■ **Stated problem**
Your task is to repeat the entries word for word while leaving out the pictures.

[Dataset excerpts]
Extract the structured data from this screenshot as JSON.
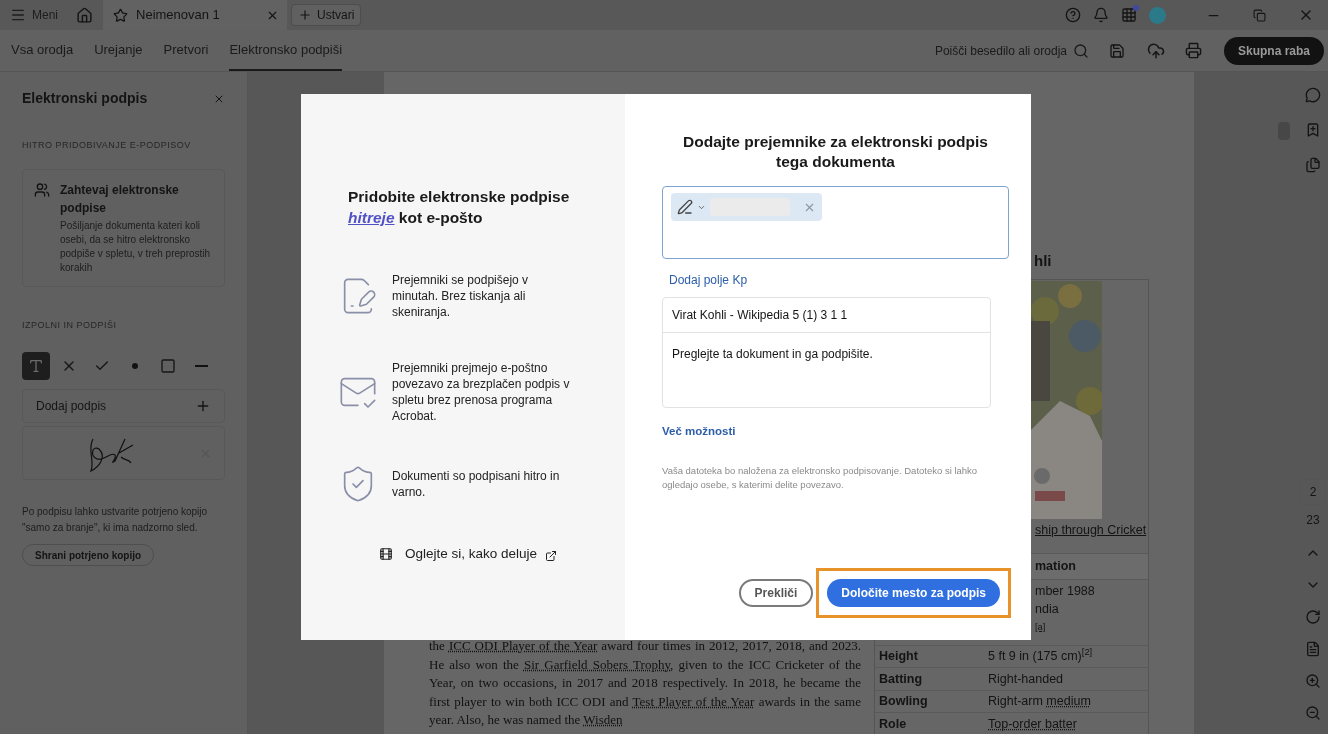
{
  "title_bar": {
    "menu": "Meni",
    "tab": {
      "title": "Neimenovan 1"
    },
    "new_button": "Ustvari"
  },
  "toolbar": {
    "tabs": [
      {
        "label": "Vsa orodja",
        "selected": false
      },
      {
        "label": "Urejanje",
        "selected": false
      },
      {
        "label": "Pretvori",
        "selected": false
      },
      {
        "label": "Elektronsko podpiši",
        "selected": true
      }
    ],
    "search": "Poišči besedilo ali orodja",
    "share_button": "Skupna raba"
  },
  "side_panel": {
    "title": "Elektronski podpis",
    "section_1": "HITRO PRIDOBIVANJE E-PODPISOV",
    "request_card": {
      "title": "Zahtevaj elektronske podpise",
      "description": "Pošiljanje dokumenta kateri koli osebi, da se hitro elektronsko podpiše v spletu, v treh preprostih korakih"
    },
    "section_2": "IZPOLNI IN PODPIŠI",
    "tools": [
      {
        "kind": "text",
        "selected": true
      },
      {
        "kind": "cross",
        "selected": false
      },
      {
        "kind": "check",
        "selected": false
      },
      {
        "kind": "dot",
        "selected": false
      },
      {
        "kind": "rect",
        "selected": false
      },
      {
        "kind": "line",
        "selected": false
      }
    ],
    "add_signature": "Dodaj podpis",
    "note": "Po podpisu lahko ustvarite potrjeno kopijo \"samo za branje\", ki ima nadzorno sled.",
    "save_button": "Shrani potrjeno kopijo"
  },
  "document": {
    "infobox": {
      "title_fragment": "hli",
      "caption_fragment": "ship through Cricket",
      "header_fragment": "mation",
      "partial_lines": [
        "mber 1988",
        "ndia"
      ],
      "partial_ref": "[a]",
      "rows": [
        {
          "label": "Height",
          "value": [
            {
              "kind": "text",
              "text": "5 ft 9 in (175 cm)"
            },
            {
              "kind": "ref",
              "text": "[2]"
            }
          ]
        },
        {
          "label": "Batting",
          "value": [
            {
              "kind": "text",
              "text": "Right-handed"
            }
          ]
        },
        {
          "label": "Bowling",
          "value": [
            {
              "kind": "text",
              "text": "Right-arm "
            },
            {
              "kind": "link",
              "text": "medium"
            }
          ]
        },
        {
          "label": "Role",
          "value": [
            {
              "kind": "link",
              "text": "Top-order batter"
            }
          ]
        }
      ]
    },
    "paragraph": [
      {
        "kind": "text",
        "text": "the "
      },
      {
        "kind": "link",
        "text": "ICC ODI Player of the Year"
      },
      {
        "kind": "text",
        "text": " award four times in 2012, 2017, 2018, and 2023. He also won the "
      },
      {
        "kind": "link",
        "text": "Sir Garfield Sobers Trophy"
      },
      {
        "kind": "text",
        "text": ", given to the ICC Cricketer of the Year, on two occasions, in 2017 and 2018 respectively. In 2018, he became the first player to win both ICC ODI and "
      },
      {
        "kind": "link",
        "text": "Test Player of the Year"
      },
      {
        "kind": "text",
        "text": " awards in the same year. Also, he was named the "
      },
      {
        "kind": "link",
        "text": "Wisden"
      }
    ]
  },
  "page_rail": {
    "page_number": "2",
    "page_count": "23"
  },
  "dialog": {
    "left": {
      "heading": "Pridobite elektronske podpise",
      "heading_link": "hitreje",
      "heading_end": "kot e-pošto",
      "features": [
        "Prejemniki se podpišejo v minutah. Brez tiskanja ali skeniranja.",
        "Prejemniki prejmejo e-poštno povezavo za brezplačen podpis v spletu brez prenosa programa Acrobat.",
        "Dokumenti so podpisani hitro in varno."
      ],
      "video_link": "Oglejte si, kako deluje"
    },
    "right": {
      "heading": "Dodajte prejemnike za elektronski podpis tega dokumenta",
      "add_cc": "Dodaj polje Kp",
      "subject": "Virat Kohli - Wikipedia 5 (1) 3 1 1",
      "message": "Preglejte ta dokument in ga podpišite.",
      "more_options": "Več možnosti",
      "note": "Vaša datoteka bo naložena za elektronsko podpisovanje. Datoteko si lahko ogledajo osebe, s katerimi delite povezavo.",
      "cancel_button": "Prekliči",
      "primary_button": {
        "label": "Določite mesto za podpis",
        "highlighted": true
      }
    }
  }
}
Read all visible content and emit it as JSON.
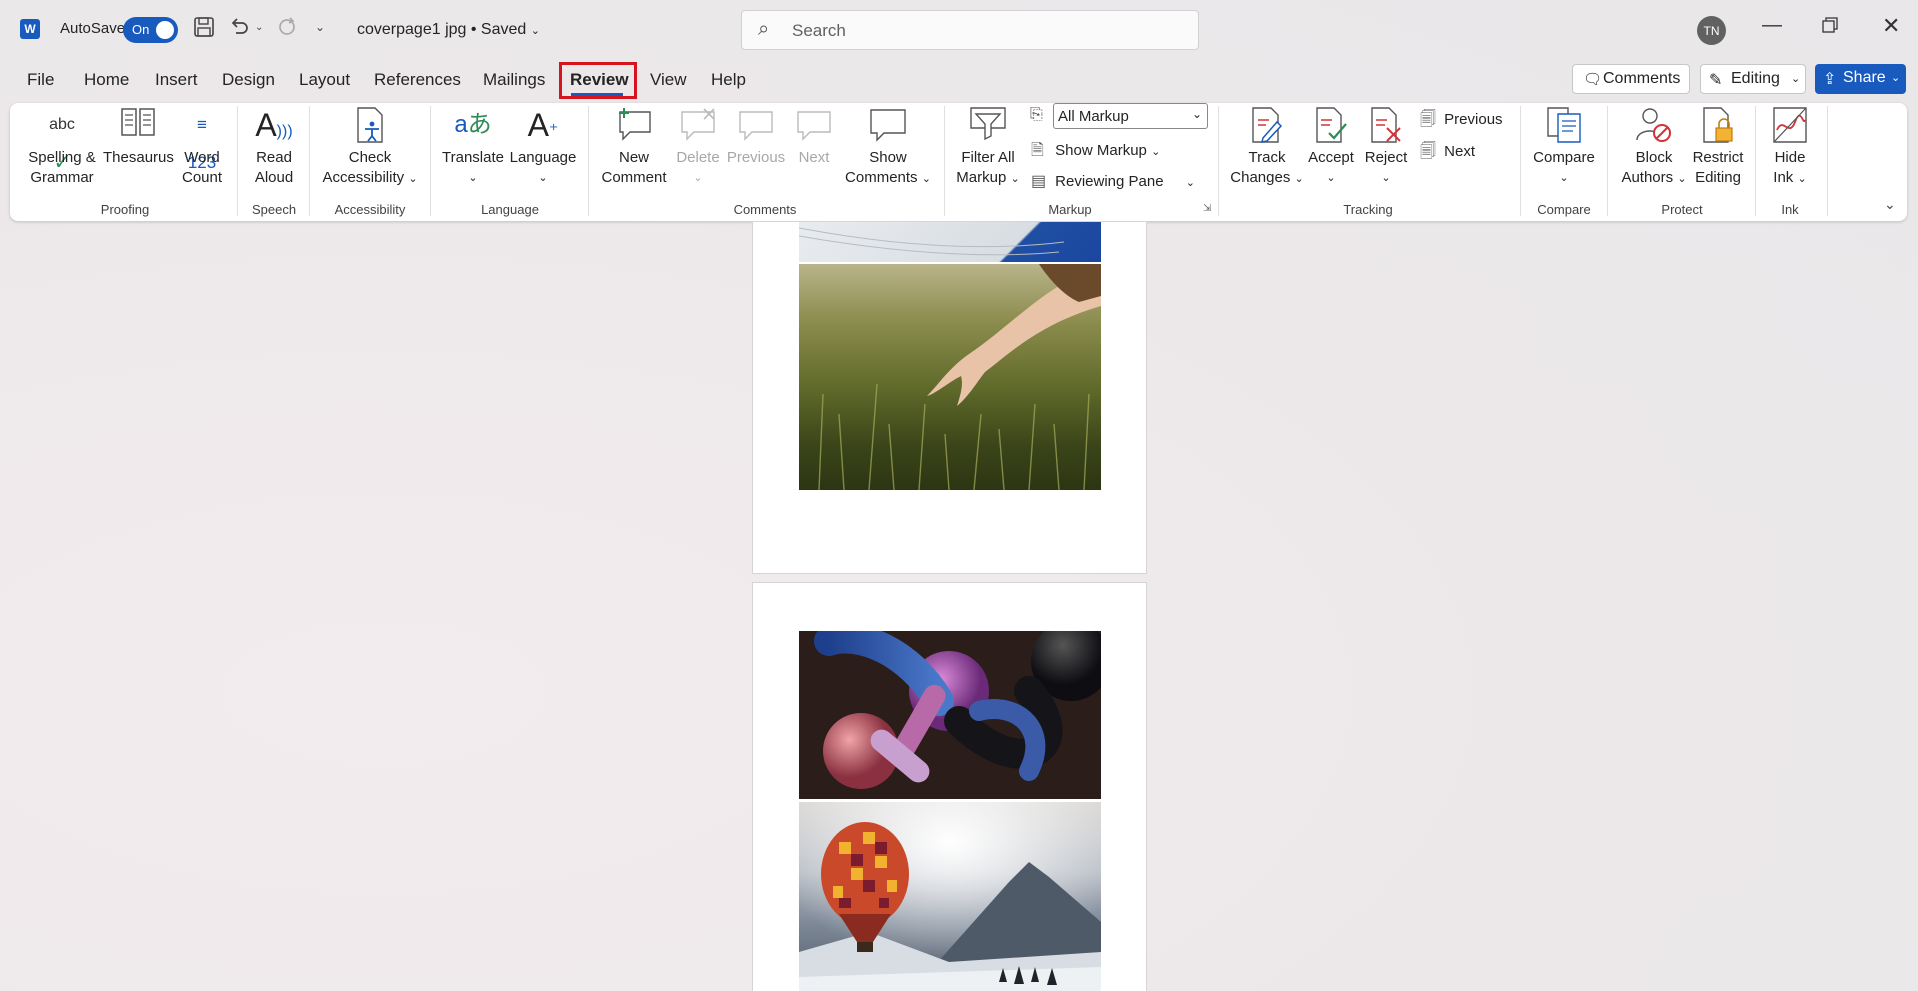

■ **Task output**
Extract the structured data from this screenshot as JSON.
{
  "title_bar": {
    "menu": "Meni",
    "tab": {
      "title": "Neimenovan 1"
    },
    "new_button": "Ustvari"
  },
  "toolbar": {
    "tabs": [
      {
        "label": "Vsa orodja",
        "selected": false
      },
      {
        "label": "Urejanje",
        "selected": false
      },
      {
        "label": "Pretvori",
        "selected": false
      },
      {
        "label": "Elektronsko podpiši",
        "selected": true
      }
    ],
    "search": "Poišči besedilo ali orodja",
    "share_button": "Skupna raba"
  },
  "side_panel": {
    "title": "Elektronski podpis",
    "section_1": "HITRO PRIDOBIVANJE E-PODPISOV",
    "request_card": {
      "title": "Zahtevaj elektronske podpise",
      "description": "Pošiljanje dokumenta kateri koli osebi, da se hitro elektronsko podpiše v spletu, v treh preprostih korakih"
    },
    "section_2": "IZPOLNI IN PODPIŠI",
    "tools": [
      {
        "kind": "text",
        "selected": true
      },
      {
        "kind": "cross",
        "selected": false
      },
      {
        "kind": "check",
        "selected": false
      },
      {
        "kind": "dot",
        "selected": false
      },
      {
        "kind": "rect",
        "selected": false
      },
      {
        "kind": "line",
        "selected": false
      }
    ],
    "add_signature": "Dodaj podpis",
    "note": "Po podpisu lahko ustvarite potrjeno kopijo \"samo za branje\", ki ima nadzorno sled.",
    "save_button": "Shrani potrjeno kopijo"
  },
  "document": {
    "infobox": {
      "title_fragment": "hli",
      "caption_fragment": "ship through Cricket",
      "header_fragment": "mation",
      "partial_lines": [
        "mber 1988",
        "ndia"
      ],
      "partial_ref": "[a]",
      "rows": [
        {
          "label": "Height",
          "value": [
            {
              "kind": "text",
              "text": "5 ft 9 in (175 cm)"
            },
            {
              "kind": "ref",
              "text": "[2]"
            }
          ]
        },
        {
          "label": "Batting",
          "value": [
            {
              "kind": "text",
              "text": "Right-handed"
            }
          ]
        },
        {
          "label": "Bowling",
          "value": [
            {
              "kind": "text",
              "text": "Right-arm "
            },
            {
              "kind": "link",
              "text": "medium"
            }
          ]
        },
        {
          "label": "Role",
          "value": [
            {
              "kind": "link",
              "text": "Top-order batter"
            }
          ]
        }
      ]
    },
    "paragraph": [
      {
        "kind": "text",
        "text": "the "
      },
      {
        "kind": "link",
        "text": "ICC ODI Player of the Year"
      },
      {
        "kind": "text",
        "text": " award four times in 2012, 2017, 2018, and 2023. He also won the "
      },
      {
        "kind": "link",
        "text": "Sir Garfield Sobers Trophy"
      },
      {
        "kind": "text",
        "text": ", given to the ICC Cricketer of the Year, on two occasions, in 2017 and 2018 respectively. In 2018, he became the first player to win both ICC ODI and "
      },
      {
        "kind": "link",
        "text": "Test Player of the Year"
      },
      {
        "kind": "text",
        "text": " awards in the same year. Also, he was named the "
      },
      {
        "kind": "link",
        "text": "Wisden"
      }
    ]
  },
  "page_rail": {
    "page_number": "2",
    "page_count": "23"
  },
  "dialog": {
    "left": {
      "heading": "Pridobite elektronske podpise",
      "heading_link": "hitreje",
      "heading_end": "kot e-pošto",
      "features": [
        "Prejemniki se podpišejo v minutah. Brez tiskanja ali skeniranja.",
        "Prejemniki prejmejo e-poštno povezavo za brezplačen podpis v spletu brez prenosa programa Acrobat.",
        "Dokumenti so podpisani hitro in varno."
      ],
      "video_link": "Oglejte si, kako deluje"
    },
    "right": {
      "heading": "Dodajte prejemnike za elektronski podpis tega dokumenta",
      "add_cc": "Dodaj polje Kp",
      "subject": "Virat Kohli - Wikipedia 5 (1) 3 1 1",
      "message": "Preglejte ta dokument in ga podpišite.",
      "more_options": "Več možnosti",
      "note": "Vaša datoteka bo naložena za elektronsko podpisovanje. Datoteko si lahko ogledajo osebe, s katerimi delite povezavo.",
      "cancel_button": "Prekliči",
      "primary_button": {
        "label": "Določite mesto za podpis",
        "highlighted": true
      }
    }
  }
}
Read all visible content and emit it as JSON.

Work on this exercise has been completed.